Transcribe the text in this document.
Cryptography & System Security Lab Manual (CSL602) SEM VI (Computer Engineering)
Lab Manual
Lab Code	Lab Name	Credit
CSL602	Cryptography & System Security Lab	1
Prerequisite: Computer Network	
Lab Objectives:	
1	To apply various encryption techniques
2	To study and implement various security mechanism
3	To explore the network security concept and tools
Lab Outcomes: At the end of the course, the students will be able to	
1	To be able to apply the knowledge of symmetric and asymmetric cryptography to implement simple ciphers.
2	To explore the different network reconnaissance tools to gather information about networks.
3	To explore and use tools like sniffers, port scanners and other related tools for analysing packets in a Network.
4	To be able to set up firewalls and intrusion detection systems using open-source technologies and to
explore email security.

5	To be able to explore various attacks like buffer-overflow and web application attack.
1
■ ■ ■
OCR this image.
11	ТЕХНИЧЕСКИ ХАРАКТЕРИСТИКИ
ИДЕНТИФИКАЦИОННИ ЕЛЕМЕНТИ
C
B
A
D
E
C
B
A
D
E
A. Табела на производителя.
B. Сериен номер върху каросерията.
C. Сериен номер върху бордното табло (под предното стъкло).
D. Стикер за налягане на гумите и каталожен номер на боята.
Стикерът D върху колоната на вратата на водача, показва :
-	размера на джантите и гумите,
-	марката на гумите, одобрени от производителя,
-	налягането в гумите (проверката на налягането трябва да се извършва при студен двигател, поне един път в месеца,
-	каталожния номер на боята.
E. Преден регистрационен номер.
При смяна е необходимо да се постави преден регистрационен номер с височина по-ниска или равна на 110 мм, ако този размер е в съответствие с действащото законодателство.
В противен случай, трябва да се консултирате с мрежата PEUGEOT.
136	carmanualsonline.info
■ ■ ■
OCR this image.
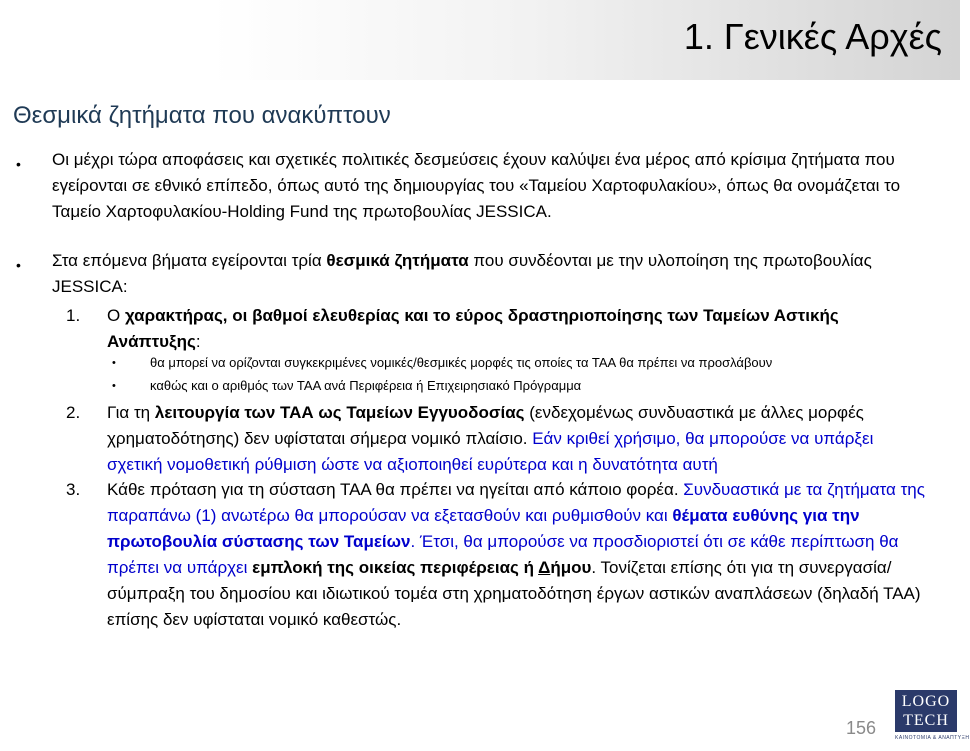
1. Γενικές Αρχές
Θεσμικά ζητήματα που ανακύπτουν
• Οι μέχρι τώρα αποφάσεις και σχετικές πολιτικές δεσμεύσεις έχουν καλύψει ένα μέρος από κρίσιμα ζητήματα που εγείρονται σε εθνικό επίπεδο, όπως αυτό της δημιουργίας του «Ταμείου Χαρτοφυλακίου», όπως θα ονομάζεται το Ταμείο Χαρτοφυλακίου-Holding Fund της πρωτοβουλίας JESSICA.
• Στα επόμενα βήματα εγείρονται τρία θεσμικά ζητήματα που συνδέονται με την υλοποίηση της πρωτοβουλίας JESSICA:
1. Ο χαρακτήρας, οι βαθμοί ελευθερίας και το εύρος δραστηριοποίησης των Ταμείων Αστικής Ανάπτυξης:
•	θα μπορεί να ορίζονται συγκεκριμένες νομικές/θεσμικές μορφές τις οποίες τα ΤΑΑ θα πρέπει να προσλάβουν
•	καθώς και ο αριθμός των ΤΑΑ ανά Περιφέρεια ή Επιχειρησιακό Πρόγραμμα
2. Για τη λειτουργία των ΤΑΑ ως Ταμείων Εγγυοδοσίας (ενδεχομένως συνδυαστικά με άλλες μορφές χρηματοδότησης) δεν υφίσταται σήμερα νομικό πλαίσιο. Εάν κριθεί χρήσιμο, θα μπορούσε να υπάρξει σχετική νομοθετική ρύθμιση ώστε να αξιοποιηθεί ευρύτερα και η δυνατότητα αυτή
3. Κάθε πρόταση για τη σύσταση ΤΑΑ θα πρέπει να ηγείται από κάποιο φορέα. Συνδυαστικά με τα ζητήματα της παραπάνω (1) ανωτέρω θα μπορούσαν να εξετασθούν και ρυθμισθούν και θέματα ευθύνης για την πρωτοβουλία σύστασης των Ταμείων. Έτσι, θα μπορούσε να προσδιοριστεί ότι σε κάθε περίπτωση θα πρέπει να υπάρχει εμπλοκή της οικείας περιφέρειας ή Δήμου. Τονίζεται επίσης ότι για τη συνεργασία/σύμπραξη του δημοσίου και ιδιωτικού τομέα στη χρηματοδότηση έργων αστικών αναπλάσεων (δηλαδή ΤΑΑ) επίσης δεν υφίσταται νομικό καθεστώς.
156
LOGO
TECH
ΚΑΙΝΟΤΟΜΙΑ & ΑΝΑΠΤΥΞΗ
■ ■ ■
(What you have to do)
Pick out the lines above that hold the string "explore" and show them.

(Final result)
3	To explore the network security concept and tools
2	To explore the different network reconnaissance tools to gather information about networks.
3	To explore and use tools like sniffers, port scanners and other related tools for analysing packets in a Network.
explore email security.
5	To be able to explore various attacks like buffer-overflow and web application attack.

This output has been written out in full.